[Collected data]
◆ ◆ ◆ ◆ ◆ ◆ ◆

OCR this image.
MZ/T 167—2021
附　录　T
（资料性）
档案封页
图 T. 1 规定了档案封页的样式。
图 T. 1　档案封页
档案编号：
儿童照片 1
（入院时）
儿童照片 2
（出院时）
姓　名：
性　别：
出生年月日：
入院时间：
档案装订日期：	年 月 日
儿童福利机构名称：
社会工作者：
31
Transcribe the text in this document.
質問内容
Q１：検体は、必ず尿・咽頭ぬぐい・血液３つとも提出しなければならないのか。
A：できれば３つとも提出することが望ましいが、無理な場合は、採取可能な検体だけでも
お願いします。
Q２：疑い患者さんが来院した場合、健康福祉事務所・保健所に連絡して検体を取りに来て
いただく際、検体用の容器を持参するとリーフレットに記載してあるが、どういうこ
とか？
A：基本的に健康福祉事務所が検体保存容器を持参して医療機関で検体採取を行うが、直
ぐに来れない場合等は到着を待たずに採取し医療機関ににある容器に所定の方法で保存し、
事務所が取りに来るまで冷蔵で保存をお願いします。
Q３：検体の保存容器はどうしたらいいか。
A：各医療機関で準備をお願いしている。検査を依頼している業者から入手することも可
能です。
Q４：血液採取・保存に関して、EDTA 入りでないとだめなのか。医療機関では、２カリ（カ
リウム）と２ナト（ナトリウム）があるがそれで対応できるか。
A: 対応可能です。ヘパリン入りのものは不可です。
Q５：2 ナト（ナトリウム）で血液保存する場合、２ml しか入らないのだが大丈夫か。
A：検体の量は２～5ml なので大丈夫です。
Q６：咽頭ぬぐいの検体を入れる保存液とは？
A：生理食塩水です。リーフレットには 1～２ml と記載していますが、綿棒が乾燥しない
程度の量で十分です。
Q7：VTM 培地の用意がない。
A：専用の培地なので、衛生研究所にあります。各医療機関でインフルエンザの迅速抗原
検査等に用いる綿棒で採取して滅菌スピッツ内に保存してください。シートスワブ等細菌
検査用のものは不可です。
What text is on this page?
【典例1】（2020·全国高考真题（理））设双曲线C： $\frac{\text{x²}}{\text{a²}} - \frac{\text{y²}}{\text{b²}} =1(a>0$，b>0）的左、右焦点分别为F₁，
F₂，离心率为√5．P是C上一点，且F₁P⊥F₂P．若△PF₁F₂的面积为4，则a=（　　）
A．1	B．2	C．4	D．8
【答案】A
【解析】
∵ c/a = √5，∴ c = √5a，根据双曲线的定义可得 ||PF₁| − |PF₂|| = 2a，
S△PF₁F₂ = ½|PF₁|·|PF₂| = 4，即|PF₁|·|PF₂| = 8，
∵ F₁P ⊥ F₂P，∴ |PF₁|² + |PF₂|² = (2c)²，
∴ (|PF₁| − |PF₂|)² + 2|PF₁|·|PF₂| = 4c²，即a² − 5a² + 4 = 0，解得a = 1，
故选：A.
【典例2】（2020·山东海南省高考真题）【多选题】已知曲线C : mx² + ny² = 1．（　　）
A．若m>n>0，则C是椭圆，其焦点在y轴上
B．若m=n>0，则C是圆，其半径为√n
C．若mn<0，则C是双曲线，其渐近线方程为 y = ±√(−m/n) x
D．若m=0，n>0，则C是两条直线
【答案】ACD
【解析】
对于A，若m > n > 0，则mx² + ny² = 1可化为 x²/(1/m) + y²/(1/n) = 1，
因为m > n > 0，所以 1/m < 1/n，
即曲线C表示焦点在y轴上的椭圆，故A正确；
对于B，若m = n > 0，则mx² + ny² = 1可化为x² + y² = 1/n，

◆ ◆ ◆ ◆ ◆ ◆ ◆

▶ DIRECTIVE:
Extract the entries above verbatim.

▶ EXERCISE ANSWER:
OCR this image.
MZ/T 167—2021
附　录　T
（资料性）
档案封页
图 T. 1 规定了档案封页的样式。
图 T. 1　档案封页
档案编号：
儿童照片 1
（入院时）
儿童照片 2
（出院时）
姓　名：
性　别：
出生年月日：
入院时间：
档案装订日期：	年 月 日
儿童福利机构名称：
社会工作者：
31
Transcribe the text in this document.
質問内容
Q１：検体は、必ず尿・咽頭ぬぐい・血液３つとも提出しなければならないのか。
A：できれば３つとも提出することが望ましいが、無理な場合は、採取可能な検体だけでも
お願いします。
Q２：疑い患者さんが来院した場合、健康福祉事務所・保健所に連絡して検体を取りに来て
いただく際、検体用の容器を持参するとリーフレットに記載してあるが、どういうこ
とか？
A：基本的に健康福祉事務所が検体保存容器を持参して医療機関で検体採取を行うが、直
ぐに来れない場合等は到着を待たずに採取し医療機関ににある容器に所定の方法で保存し、
事務所が取りに来るまで冷蔵で保存をお願いします。
Q３：検体の保存容器はどうしたらいいか。
A：各医療機関で準備をお願いしている。検査を依頼している業者から入手することも可
能です。
Q４：血液採取・保存に関して、EDTA 入りでないとだめなのか。医療機関では、２カリ（カ
リウム）と２ナト（ナトリウム）があるがそれで対応できるか。
A: 対応可能です。ヘパリン入りのものは不可です。
Q５：2 ナト（ナトリウム）で血液保存する場合、２ml しか入らないのだが大丈夫か。
A：検体の量は２～5ml なので大丈夫です。
Q６：咽頭ぬぐいの検体を入れる保存液とは？
A：生理食塩水です。リーフレットには 1～２ml と記載していますが、綿棒が乾燥しない
程度の量で十分です。
Q7：VTM 培地の用意がない。
A：専用の培地なので、衛生研究所にあります。各医療機関でインフルエンザの迅速抗原
検査等に用いる綿棒で採取して滅菌スピッツ内に保存してください。シートスワブ等細菌
検査用のものは不可です。
What text is on this page?
【典例1】（2020·全国高考真题（理））设双曲线C： $\frac{\text{x²}}{\text{a²}} - \frac{\text{y²}}{\text{b²}} =1(a>0$，b>0）的左、右焦点分别为F₁，
F₂，离心率为√5．P是C上一点，且F₁P⊥F₂P．若△PF₁F₂的面积为4，则a=（　　）
A．1	B．2	C．4	D．8
【答案】A
【解析】
∵ c/a = √5，∴ c = √5a，根据双曲线的定义可得 ||PF₁| − |PF₂|| = 2a，
S△PF₁F₂ = ½|PF₁|·|PF₂| = 4，即|PF₁|·|PF₂| = 8，
∵ F₁P ⊥ F₂P，∴ |PF₁|² + |PF₂|² = (2c)²，
∴ (|PF₁| − |PF₂|)² + 2|PF₁|·|PF₂| = 4c²，即a² − 5a² + 4 = 0，解得a = 1，
故选：A.
【典例2】（2020·山东海南省高考真题）【多选题】已知曲线C : mx² + ny² = 1．（　　）
A．若m>n>0，则C是椭圆，其焦点在y轴上
B．若m=n>0，则C是圆，其半径为√n
C．若mn<0，则C是双曲线，其渐近线方程为 y = ±√(−m/n) x
D．若m=0，n>0，则C是两条直线
【答案】ACD
【解析】
对于A，若m > n > 0，则mx² + ny² = 1可化为 x²/(1/m) + y²/(1/n) = 1，
因为m > n > 0，所以 1/m < 1/n，
即曲线C表示焦点在y轴上的椭圆，故A正确；
对于B，若m = n > 0，则mx² + ny² = 1可化为x² + y² = 1/n，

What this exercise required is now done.